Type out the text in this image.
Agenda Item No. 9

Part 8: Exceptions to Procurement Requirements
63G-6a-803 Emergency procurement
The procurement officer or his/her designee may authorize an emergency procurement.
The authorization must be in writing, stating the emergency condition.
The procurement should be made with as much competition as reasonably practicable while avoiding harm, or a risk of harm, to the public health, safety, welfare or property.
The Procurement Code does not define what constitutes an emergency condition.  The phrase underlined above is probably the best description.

------------------------

◆ **Your goal**
The records above should all be quoted exactly, please.

◆ **Response**
Type out the text in this image.
Agenda Item No. 9

Part 8: Exceptions to Procurement Requirements
63G-6a-803 Emergency procurement
The procurement officer or his/her designee may authorize an emergency procurement.
The authorization must be in writing, stating the emergency condition.
The procurement should be made with as much competition as reasonably practicable while avoiding harm, or a risk of harm, to the public health, safety, welfare or property.
The Procurement Code does not define what constitutes an emergency condition.  The phrase underlined above is probably the best description.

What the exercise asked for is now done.